> [Problem]: Here are some records; quote them exactly, leaving out the pictures.
◆ ◆ ◆ ◆ ◆
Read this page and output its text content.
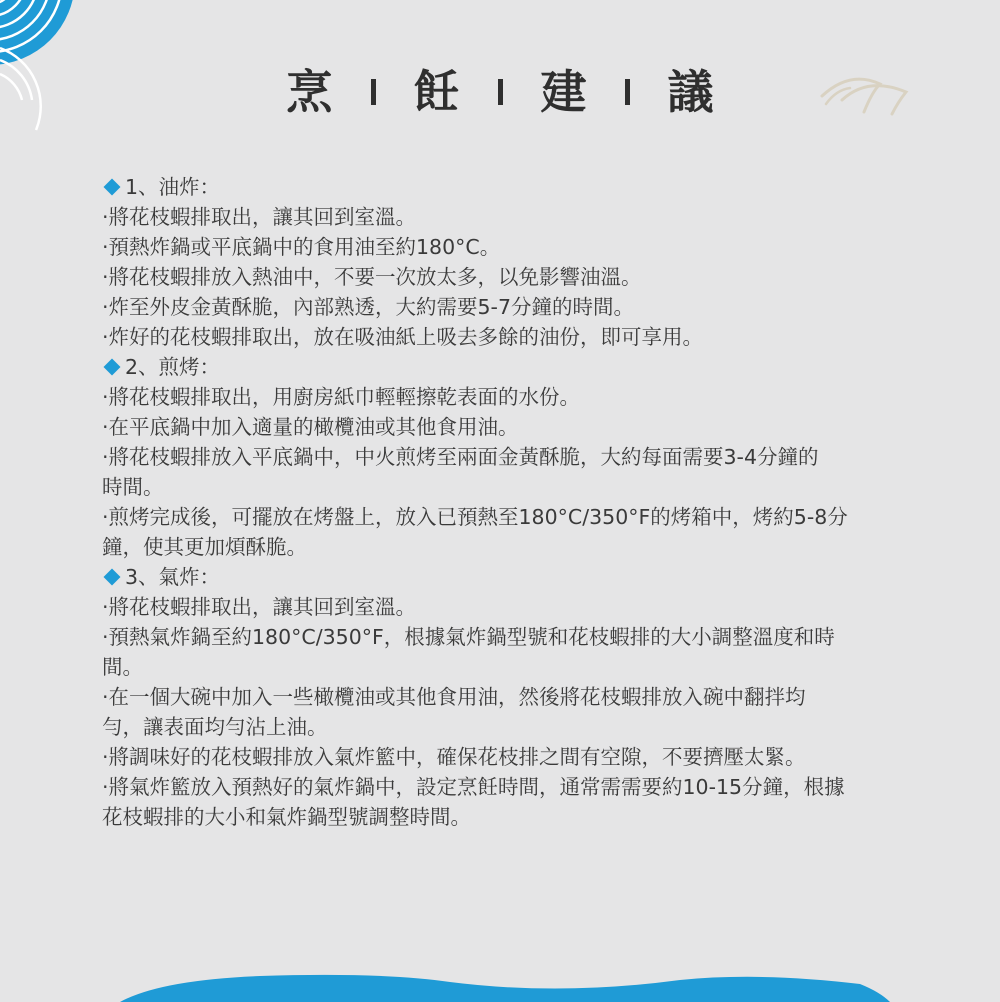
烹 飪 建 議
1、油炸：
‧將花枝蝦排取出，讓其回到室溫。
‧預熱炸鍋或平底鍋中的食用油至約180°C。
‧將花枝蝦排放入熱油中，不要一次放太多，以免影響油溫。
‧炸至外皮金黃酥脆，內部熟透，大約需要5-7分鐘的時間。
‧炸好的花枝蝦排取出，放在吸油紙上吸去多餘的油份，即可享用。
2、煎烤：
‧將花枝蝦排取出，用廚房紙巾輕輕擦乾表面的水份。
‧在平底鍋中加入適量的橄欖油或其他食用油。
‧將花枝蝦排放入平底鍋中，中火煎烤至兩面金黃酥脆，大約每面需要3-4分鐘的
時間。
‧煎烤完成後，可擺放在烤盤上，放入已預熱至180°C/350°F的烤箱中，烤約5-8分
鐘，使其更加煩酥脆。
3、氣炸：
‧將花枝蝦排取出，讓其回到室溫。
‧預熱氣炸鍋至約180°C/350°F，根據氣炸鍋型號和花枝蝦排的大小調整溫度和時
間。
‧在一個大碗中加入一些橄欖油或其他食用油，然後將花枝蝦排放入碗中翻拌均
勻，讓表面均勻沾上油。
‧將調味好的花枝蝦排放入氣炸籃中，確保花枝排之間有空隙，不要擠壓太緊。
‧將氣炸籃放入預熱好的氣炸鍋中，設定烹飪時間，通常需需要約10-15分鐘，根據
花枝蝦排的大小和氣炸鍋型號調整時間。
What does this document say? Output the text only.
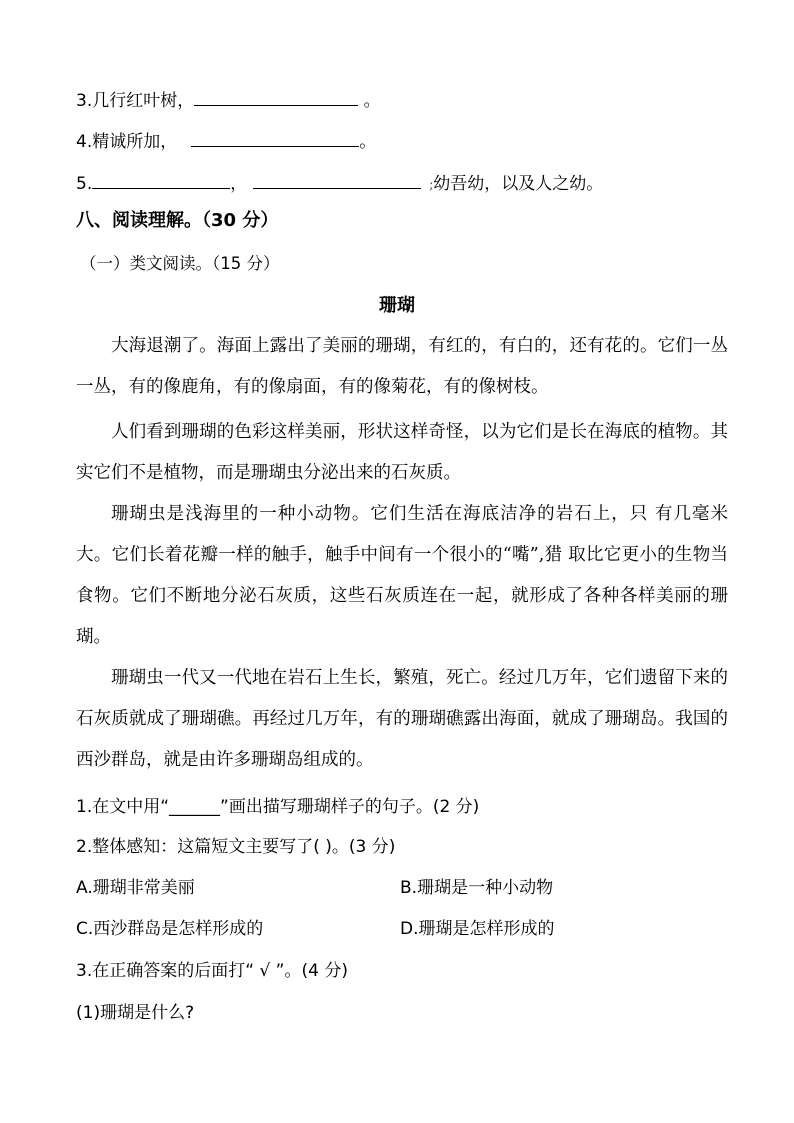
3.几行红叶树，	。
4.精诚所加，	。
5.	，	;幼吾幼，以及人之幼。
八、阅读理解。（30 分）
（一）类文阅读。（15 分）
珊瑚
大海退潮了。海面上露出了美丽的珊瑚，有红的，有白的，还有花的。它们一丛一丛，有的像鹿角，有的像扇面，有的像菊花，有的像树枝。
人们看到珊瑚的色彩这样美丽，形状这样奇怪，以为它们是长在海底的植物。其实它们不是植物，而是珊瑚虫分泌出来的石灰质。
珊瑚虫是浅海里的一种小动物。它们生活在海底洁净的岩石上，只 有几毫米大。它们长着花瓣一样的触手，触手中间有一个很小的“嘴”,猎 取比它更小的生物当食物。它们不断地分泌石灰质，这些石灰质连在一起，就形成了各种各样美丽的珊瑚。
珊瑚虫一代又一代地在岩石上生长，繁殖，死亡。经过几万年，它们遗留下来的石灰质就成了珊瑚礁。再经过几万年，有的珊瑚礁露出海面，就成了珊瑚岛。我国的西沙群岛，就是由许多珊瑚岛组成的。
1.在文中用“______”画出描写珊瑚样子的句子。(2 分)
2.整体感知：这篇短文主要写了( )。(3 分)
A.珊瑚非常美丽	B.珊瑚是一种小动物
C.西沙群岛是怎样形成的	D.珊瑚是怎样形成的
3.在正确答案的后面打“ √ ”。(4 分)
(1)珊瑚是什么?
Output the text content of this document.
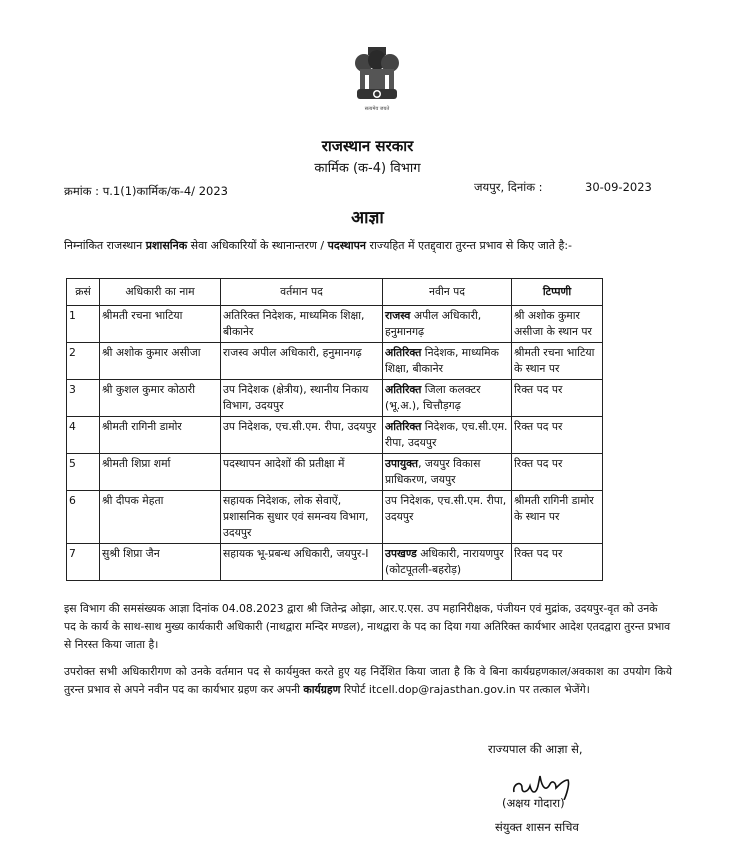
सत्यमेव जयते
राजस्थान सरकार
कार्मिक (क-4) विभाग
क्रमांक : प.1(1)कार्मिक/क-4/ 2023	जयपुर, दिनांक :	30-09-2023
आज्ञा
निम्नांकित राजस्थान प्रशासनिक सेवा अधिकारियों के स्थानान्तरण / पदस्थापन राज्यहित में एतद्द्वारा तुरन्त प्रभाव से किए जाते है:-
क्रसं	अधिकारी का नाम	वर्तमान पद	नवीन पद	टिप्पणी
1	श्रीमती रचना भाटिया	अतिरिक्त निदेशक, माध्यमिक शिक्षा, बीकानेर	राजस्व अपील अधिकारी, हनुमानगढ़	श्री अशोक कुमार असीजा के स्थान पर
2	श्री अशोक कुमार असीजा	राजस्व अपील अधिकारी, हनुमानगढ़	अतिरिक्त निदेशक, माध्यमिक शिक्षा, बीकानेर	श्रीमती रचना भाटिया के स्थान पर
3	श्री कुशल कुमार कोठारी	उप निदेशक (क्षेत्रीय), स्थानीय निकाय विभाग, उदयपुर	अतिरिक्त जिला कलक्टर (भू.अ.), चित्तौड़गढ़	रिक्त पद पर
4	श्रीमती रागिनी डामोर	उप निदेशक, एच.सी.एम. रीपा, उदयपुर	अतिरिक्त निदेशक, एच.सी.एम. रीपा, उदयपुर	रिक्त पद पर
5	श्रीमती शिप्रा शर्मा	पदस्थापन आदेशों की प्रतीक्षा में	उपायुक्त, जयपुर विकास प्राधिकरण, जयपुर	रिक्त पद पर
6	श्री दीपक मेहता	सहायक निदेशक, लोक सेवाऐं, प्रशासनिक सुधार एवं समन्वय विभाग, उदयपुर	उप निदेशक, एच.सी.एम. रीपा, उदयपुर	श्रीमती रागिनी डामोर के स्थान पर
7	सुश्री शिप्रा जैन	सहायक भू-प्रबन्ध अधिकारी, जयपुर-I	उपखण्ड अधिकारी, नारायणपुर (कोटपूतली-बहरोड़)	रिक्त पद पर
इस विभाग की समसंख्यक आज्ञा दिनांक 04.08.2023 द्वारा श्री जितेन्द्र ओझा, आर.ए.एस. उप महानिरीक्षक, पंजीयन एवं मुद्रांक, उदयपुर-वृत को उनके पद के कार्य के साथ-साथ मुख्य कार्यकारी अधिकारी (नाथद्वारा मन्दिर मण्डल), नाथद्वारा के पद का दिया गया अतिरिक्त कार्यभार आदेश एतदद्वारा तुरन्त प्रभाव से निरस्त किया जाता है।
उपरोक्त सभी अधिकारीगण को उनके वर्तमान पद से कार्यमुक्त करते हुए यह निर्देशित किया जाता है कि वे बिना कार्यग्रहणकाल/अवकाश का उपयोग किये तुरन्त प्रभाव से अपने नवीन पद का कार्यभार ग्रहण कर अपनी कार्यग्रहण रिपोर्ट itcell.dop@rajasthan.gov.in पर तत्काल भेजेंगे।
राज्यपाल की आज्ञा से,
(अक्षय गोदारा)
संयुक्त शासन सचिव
◆ ◆ ◆ ◆ ◆
> [Completed task]:
Read this page and output its text content.
烹 飪 建 議
1、油炸：
‧將花枝蝦排取出，讓其回到室溫。
‧預熱炸鍋或平底鍋中的食用油至約180°C。
‧將花枝蝦排放入熱油中，不要一次放太多，以免影響油溫。
‧炸至外皮金黃酥脆，內部熟透，大約需要5-7分鐘的時間。
‧炸好的花枝蝦排取出，放在吸油紙上吸去多餘的油份，即可享用。
2、煎烤：
‧將花枝蝦排取出，用廚房紙巾輕輕擦乾表面的水份。
‧在平底鍋中加入適量的橄欖油或其他食用油。
‧將花枝蝦排放入平底鍋中，中火煎烤至兩面金黃酥脆，大約每面需要3-4分鐘的
時間。
‧煎烤完成後，可擺放在烤盤上，放入已預熱至180°C/350°F的烤箱中，烤約5-8分
鐘，使其更加煩酥脆。
3、氣炸：
‧將花枝蝦排取出，讓其回到室溫。
‧預熱氣炸鍋至約180°C/350°F，根據氣炸鍋型號和花枝蝦排的大小調整溫度和時
間。
‧在一個大碗中加入一些橄欖油或其他食用油，然後將花枝蝦排放入碗中翻拌均
勻，讓表面均勻沾上油。
‧將調味好的花枝蝦排放入氣炸籃中，確保花枝排之間有空隙，不要擠壓太緊。
‧將氣炸籃放入預熱好的氣炸鍋中，設定烹飪時間，通常需需要約10-15分鐘，根據
花枝蝦排的大小和氣炸鍋型號調整時間。
What does this document say? Output the text only.
3.几行红叶树，	。
4.精诚所加，	。
5.	，	;幼吾幼，以及人之幼。
八、阅读理解。（30 分）
（一）类文阅读。（15 分）
珊瑚
大海退潮了。海面上露出了美丽的珊瑚，有红的，有白的，还有花的。它们一丛一丛，有的像鹿角，有的像扇面，有的像菊花，有的像树枝。
人们看到珊瑚的色彩这样美丽，形状这样奇怪，以为它们是长在海底的植物。其实它们不是植物，而是珊瑚虫分泌出来的石灰质。
珊瑚虫是浅海里的一种小动物。它们生活在海底洁净的岩石上，只 有几毫米大。它们长着花瓣一样的触手，触手中间有一个很小的“嘴”,猎 取比它更小的生物当食物。它们不断地分泌石灰质，这些石灰质连在一起，就形成了各种各样美丽的珊瑚。
珊瑚虫一代又一代地在岩石上生长，繁殖，死亡。经过几万年，它们遗留下来的石灰质就成了珊瑚礁。再经过几万年，有的珊瑚礁露出海面，就成了珊瑚岛。我国的西沙群岛，就是由许多珊瑚岛组成的。
1.在文中用“______”画出描写珊瑚样子的句子。(2 分)
2.整体感知：这篇短文主要写了( )。(3 分)
A.珊瑚非常美丽	B.珊瑚是一种小动物
C.西沙群岛是怎样形成的	D.珊瑚是怎样形成的
3.在正确答案的后面打“ √ ”。(4 分)
(1)珊瑚是什么?
Output the text content of this document.
सत्यमेव जयते
राजस्थान सरकार
कार्मिक (क-4) विभाग
क्रमांक : प.1(1)कार्मिक/क-4/ 2023	जयपुर, दिनांक :	30-09-2023
आज्ञा
निम्नांकित राजस्थान प्रशासनिक सेवा अधिकारियों के स्थानान्तरण / पदस्थापन राज्यहित में एतद्द्वारा तुरन्त प्रभाव से किए जाते है:-
क्रसं	अधिकारी का नाम	वर्तमान पद	नवीन पद	टिप्पणी
1	श्रीमती रचना भाटिया	अतिरिक्त निदेशक, माध्यमिक शिक्षा, बीकानेर	राजस्व अपील अधिकारी, हनुमानगढ़	श्री अशोक कुमार असीजा के स्थान पर
2	श्री अशोक कुमार असीजा	राजस्व अपील अधिकारी, हनुमानगढ़	अतिरिक्त निदेशक, माध्यमिक शिक्षा, बीकानेर	श्रीमती रचना भाटिया के स्थान पर
3	श्री कुशल कुमार कोठारी	उप निदेशक (क्षेत्रीय), स्थानीय निकाय विभाग, उदयपुर	अतिरिक्त जिला कलक्टर (भू.अ.), चित्तौड़गढ़	रिक्त पद पर
4	श्रीमती रागिनी डामोर	उप निदेशक, एच.सी.एम. रीपा, उदयपुर	अतिरिक्त निदेशक, एच.सी.एम. रीपा, उदयपुर	रिक्त पद पर
5	श्रीमती शिप्रा शर्मा	पदस्थापन आदेशों की प्रतीक्षा में	उपायुक्त, जयपुर विकास प्राधिकरण, जयपुर	रिक्त पद पर
6	श्री दीपक मेहता	सहायक निदेशक, लोक सेवाऐं, प्रशासनिक सुधार एवं समन्वय विभाग, उदयपुर	उप निदेशक, एच.सी.एम. रीपा, उदयपुर	श्रीमती रागिनी डामोर के स्थान पर
7	सुश्री शिप्रा जैन	सहायक भू-प्रबन्ध अधिकारी, जयपुर-I	उपखण्ड अधिकारी, नारायणपुर (कोटपूतली-बहरोड़)	रिक्त पद पर
इस विभाग की समसंख्यक आज्ञा दिनांक 04.08.2023 द्वारा श्री जितेन्द्र ओझा, आर.ए.एस. उप महानिरीक्षक, पंजीयन एवं मुद्रांक, उदयपुर-वृत को उनके पद के कार्य के साथ-साथ मुख्य कार्यकारी अधिकारी (नाथद्वारा मन्दिर मण्डल), नाथद्वारा के पद का दिया गया अतिरिक्त कार्यभार आदेश एतदद्वारा तुरन्त प्रभाव से निरस्त किया जाता है।
उपरोक्त सभी अधिकारीगण को उनके वर्तमान पद से कार्यमुक्त करते हुए यह निर्देशित किया जाता है कि वे बिना कार्यग्रहणकाल/अवकाश का उपयोग किये तुरन्त प्रभाव से अपने नवीन पद का कार्यभार ग्रहण कर अपनी कार्यग्रहण रिपोर्ट itcell.dop@rajasthan.gov.in पर तत्काल भेजेंगे।
राज्यपाल की आज्ञा से,
(अक्षय गोदारा)
संयुक्त शासन सचिव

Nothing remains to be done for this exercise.